**Required task:** Can you print the data exactly and leave out each image?

** Begin **

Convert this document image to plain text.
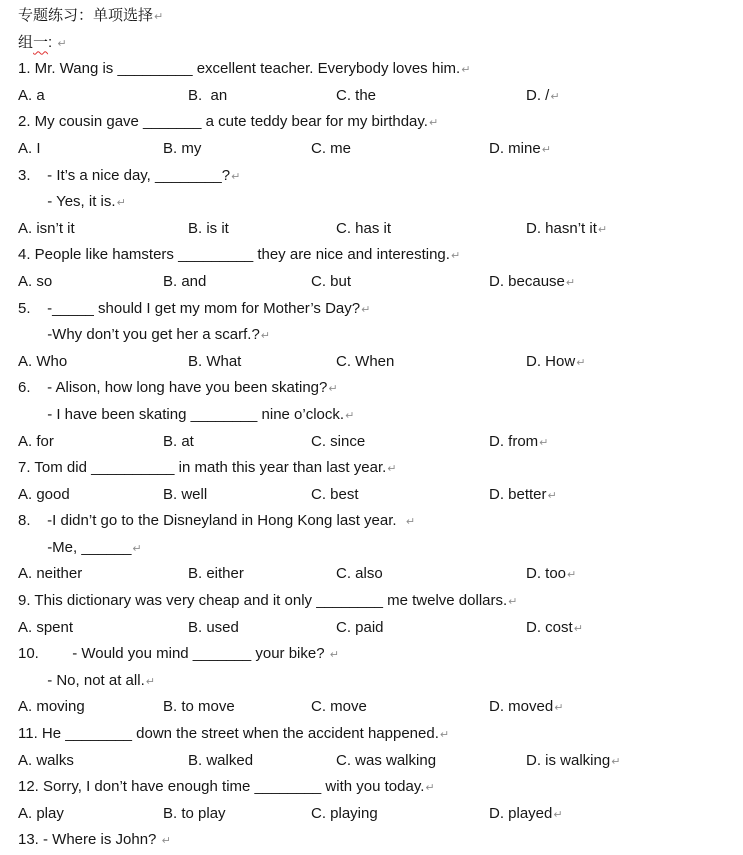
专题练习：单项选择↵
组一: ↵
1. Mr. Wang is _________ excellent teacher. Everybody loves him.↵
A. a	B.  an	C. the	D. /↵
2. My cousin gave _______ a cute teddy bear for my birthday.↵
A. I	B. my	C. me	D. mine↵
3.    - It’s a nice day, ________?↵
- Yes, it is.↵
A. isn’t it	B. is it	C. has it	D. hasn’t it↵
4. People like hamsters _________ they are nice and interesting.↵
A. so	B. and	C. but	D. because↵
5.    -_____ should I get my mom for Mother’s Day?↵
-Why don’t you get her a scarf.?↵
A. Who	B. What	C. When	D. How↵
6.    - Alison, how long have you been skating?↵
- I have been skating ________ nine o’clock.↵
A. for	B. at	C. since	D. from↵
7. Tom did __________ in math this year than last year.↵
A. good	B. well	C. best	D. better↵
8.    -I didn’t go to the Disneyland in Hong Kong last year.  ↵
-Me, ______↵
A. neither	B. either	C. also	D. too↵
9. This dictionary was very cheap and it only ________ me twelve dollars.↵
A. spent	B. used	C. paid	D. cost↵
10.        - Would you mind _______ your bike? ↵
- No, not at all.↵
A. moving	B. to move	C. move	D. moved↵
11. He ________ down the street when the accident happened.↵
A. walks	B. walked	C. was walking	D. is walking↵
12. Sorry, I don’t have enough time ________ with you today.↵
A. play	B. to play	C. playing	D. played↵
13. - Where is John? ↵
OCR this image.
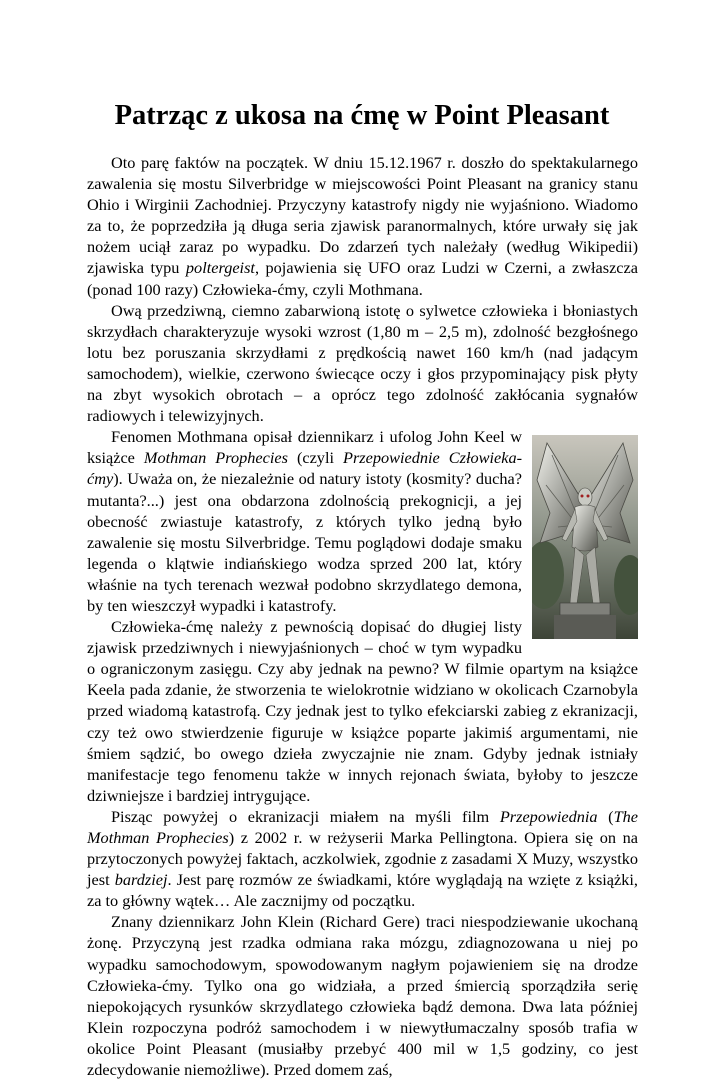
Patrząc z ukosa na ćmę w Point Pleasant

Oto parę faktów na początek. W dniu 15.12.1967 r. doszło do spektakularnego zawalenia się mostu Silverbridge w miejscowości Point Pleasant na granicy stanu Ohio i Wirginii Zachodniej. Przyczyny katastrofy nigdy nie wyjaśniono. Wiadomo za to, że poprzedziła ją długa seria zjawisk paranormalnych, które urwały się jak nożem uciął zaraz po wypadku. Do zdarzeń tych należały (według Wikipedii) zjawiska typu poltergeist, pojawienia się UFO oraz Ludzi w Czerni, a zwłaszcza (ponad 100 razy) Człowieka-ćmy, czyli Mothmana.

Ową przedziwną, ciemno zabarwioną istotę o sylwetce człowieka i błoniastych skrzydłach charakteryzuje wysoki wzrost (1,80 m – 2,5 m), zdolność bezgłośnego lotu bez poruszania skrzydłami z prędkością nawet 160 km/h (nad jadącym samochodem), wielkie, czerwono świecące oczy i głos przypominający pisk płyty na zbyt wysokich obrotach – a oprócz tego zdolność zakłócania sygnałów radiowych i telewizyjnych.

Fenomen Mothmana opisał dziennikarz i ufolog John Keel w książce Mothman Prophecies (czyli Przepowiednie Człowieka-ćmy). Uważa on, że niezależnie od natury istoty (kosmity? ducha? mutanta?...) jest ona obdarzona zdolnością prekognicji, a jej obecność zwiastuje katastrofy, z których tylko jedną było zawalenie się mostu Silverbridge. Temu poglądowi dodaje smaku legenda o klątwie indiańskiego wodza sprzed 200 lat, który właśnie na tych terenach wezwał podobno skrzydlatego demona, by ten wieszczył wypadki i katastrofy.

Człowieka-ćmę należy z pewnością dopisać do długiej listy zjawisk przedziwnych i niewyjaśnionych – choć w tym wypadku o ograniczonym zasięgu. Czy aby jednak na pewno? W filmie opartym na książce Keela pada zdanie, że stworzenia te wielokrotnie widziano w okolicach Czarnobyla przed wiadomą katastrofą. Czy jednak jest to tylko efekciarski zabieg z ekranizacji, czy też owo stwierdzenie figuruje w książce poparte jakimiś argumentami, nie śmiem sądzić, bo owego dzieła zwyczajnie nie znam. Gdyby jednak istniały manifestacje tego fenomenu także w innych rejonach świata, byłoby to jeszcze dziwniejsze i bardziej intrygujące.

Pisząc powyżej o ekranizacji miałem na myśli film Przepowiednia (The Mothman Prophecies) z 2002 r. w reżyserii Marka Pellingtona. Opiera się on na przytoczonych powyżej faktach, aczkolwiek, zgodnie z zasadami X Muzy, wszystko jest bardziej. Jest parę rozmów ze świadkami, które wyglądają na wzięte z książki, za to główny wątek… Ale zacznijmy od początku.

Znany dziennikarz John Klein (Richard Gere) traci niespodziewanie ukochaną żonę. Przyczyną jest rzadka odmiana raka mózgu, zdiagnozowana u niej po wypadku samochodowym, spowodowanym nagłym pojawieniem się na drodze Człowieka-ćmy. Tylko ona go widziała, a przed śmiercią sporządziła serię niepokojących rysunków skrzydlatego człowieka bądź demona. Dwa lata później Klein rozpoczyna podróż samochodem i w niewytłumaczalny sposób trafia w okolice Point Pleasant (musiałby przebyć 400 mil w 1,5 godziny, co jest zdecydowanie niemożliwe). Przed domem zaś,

** End **

**Exercise answer:**
Convert this document image to plain text.
专题练习：单项选择↵
组一: ↵
1. Mr. Wang is _________ excellent teacher. Everybody loves him.↵
A. a	B.  an	C. the	D. /↵
2. My cousin gave _______ a cute teddy bear for my birthday.↵
A. I	B. my	C. me	D. mine↵
3.    - It’s a nice day, ________?↵
- Yes, it is.↵
A. isn’t it	B. is it	C. has it	D. hasn’t it↵
4. People like hamsters _________ they are nice and interesting.↵
A. so	B. and	C. but	D. because↵
5.    -_____ should I get my mom for Mother’s Day?↵
-Why don’t you get her a scarf.?↵
A. Who	B. What	C. When	D. How↵
6.    - Alison, how long have you been skating?↵
- I have been skating ________ nine o’clock.↵
A. for	B. at	C. since	D. from↵
7. Tom did __________ in math this year than last year.↵
A. good	B. well	C. best	D. better↵
8.    -I didn’t go to the Disneyland in Hong Kong last year.  ↵
-Me, ______↵
A. neither	B. either	C. also	D. too↵
9. This dictionary was very cheap and it only ________ me twelve dollars.↵
A. spent	B. used	C. paid	D. cost↵
10.        - Would you mind _______ your bike? ↵
- No, not at all.↵
A. moving	B. to move	C. move	D. moved↵
11. He ________ down the street when the accident happened.↵
A. walks	B. walked	C. was walking	D. is walking↵
12. Sorry, I don’t have enough time ________ with you today.↵
A. play	B. to play	C. playing	D. played↵
13. - Where is John? ↵
OCR this image.
Patrząc z ukosa na ćmę w Point Pleasant

Oto parę faktów na początek. W dniu 15.12.1967 r. doszło do spektakularnego zawalenia się mostu Silverbridge w miejscowości Point Pleasant na granicy stanu Ohio i Wirginii Zachodniej. Przyczyny katastrofy nigdy nie wyjaśniono. Wiadomo za to, że poprzedziła ją długa seria zjawisk paranormalnych, które urwały się jak nożem uciął zaraz po wypadku. Do zdarzeń tych należały (według Wikipedii) zjawiska typu poltergeist, pojawienia się UFO oraz Ludzi w Czerni, a zwłaszcza (ponad 100 razy) Człowieka-ćmy, czyli Mothmana.

Ową przedziwną, ciemno zabarwioną istotę o sylwetce człowieka i błoniastych skrzydłach charakteryzuje wysoki wzrost (1,80 m – 2,5 m), zdolność bezgłośnego lotu bez poruszania skrzydłami z prędkością nawet 160 km/h (nad jadącym samochodem), wielkie, czerwono świecące oczy i głos przypominający pisk płyty na zbyt wysokich obrotach – a oprócz tego zdolność zakłócania sygnałów radiowych i telewizyjnych.

Fenomen Mothmana opisał dziennikarz i ufolog John Keel w książce Mothman Prophecies (czyli Przepowiednie Człowieka-ćmy). Uważa on, że niezależnie od natury istoty (kosmity? ducha? mutanta?...) jest ona obdarzona zdolnością prekognicji, a jej obecność zwiastuje katastrofy, z których tylko jedną było zawalenie się mostu Silverbridge. Temu poglądowi dodaje smaku legenda o klątwie indiańskiego wodza sprzed 200 lat, który właśnie na tych terenach wezwał podobno skrzydlatego demona, by ten wieszczył wypadki i katastrofy.

Człowieka-ćmę należy z pewnością dopisać do długiej listy zjawisk przedziwnych i niewyjaśnionych – choć w tym wypadku o ograniczonym zasięgu. Czy aby jednak na pewno? W filmie opartym na książce Keela pada zdanie, że stworzenia te wielokrotnie widziano w okolicach Czarnobyla przed wiadomą katastrofą. Czy jednak jest to tylko efekciarski zabieg z ekranizacji, czy też owo stwierdzenie figuruje w książce poparte jakimiś argumentami, nie śmiem sądzić, bo owego dzieła zwyczajnie nie znam. Gdyby jednak istniały manifestacje tego fenomenu także w innych rejonach świata, byłoby to jeszcze dziwniejsze i bardziej intrygujące.

Pisząc powyżej o ekranizacji miałem na myśli film Przepowiednia (The Mothman Prophecies) z 2002 r. w reżyserii Marka Pellingtona. Opiera się on na przytoczonych powyżej faktach, aczkolwiek, zgodnie z zasadami X Muzy, wszystko jest bardziej. Jest parę rozmów ze świadkami, które wyglądają na wzięte z książki, za to główny wątek… Ale zacznijmy od początku.

Znany dziennikarz John Klein (Richard Gere) traci niespodziewanie ukochaną żonę. Przyczyną jest rzadka odmiana raka mózgu, zdiagnozowana u niej po wypadku samochodowym, spowodowanym nagłym pojawieniem się na drodze Człowieka-ćmy. Tylko ona go widziała, a przed śmiercią sporządziła serię niepokojących rysunków skrzydlatego człowieka bądź demona. Dwa lata później Klein rozpoczyna podróż samochodem i w niewytłumaczalny sposób trafia w okolice Point Pleasant (musiałby przebyć 400 mil w 1,5 godziny, co jest zdecydowanie niemożliwe). Przed domem zaś,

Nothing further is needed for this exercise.